> **PROBLEM**
Please copy each line from the entries that contains the string "variation".

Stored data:
_ _ _ _ _ _ _
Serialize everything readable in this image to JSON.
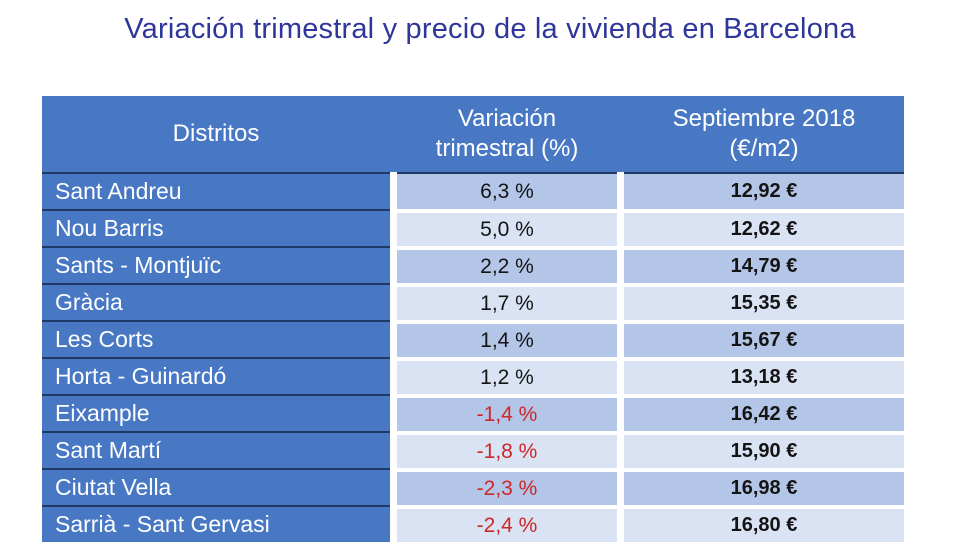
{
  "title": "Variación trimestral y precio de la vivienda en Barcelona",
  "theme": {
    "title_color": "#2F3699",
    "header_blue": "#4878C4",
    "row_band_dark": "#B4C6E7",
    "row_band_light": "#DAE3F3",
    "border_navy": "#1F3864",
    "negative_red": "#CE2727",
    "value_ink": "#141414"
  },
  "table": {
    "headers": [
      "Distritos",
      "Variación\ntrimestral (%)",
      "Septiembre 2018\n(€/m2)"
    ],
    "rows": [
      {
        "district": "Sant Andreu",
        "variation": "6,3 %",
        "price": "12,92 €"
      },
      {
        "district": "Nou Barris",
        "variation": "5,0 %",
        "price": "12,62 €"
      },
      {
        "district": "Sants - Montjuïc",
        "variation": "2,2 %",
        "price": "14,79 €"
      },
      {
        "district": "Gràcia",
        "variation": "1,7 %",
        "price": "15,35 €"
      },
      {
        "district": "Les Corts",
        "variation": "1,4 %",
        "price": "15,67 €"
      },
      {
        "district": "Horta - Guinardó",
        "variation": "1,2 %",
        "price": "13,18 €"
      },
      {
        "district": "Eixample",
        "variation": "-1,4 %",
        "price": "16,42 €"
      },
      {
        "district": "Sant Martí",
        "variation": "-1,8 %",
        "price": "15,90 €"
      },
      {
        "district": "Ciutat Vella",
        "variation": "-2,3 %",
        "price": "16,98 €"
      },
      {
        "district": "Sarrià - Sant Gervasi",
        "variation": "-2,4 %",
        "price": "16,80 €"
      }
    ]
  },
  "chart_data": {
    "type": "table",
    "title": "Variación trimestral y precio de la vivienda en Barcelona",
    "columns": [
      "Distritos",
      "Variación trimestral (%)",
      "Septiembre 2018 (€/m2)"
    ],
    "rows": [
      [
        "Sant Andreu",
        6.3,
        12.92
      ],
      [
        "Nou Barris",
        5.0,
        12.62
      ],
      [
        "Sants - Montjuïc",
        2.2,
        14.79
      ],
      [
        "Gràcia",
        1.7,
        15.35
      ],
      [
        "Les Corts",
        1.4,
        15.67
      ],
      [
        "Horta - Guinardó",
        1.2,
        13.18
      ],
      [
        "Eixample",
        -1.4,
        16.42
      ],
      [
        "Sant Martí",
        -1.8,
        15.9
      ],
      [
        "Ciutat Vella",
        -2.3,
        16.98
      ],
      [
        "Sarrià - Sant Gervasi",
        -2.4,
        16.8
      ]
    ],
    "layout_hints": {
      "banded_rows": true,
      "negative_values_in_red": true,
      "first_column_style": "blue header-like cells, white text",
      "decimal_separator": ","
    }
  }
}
_ _ _ _ _ _ _
> **RESULT**
        "variation": "6,3 %",
        "variation": "5,0 %",
        "variation": "2,2 %",
        "variation": "1,7 %",
        "variation": "1,4 %",
        "variation": "1,2 %",
        "variation": "-1,4 %",
        "variation": "-1,8 %",
        "variation": "-2,3 %",
        "variation": "-2,4 %",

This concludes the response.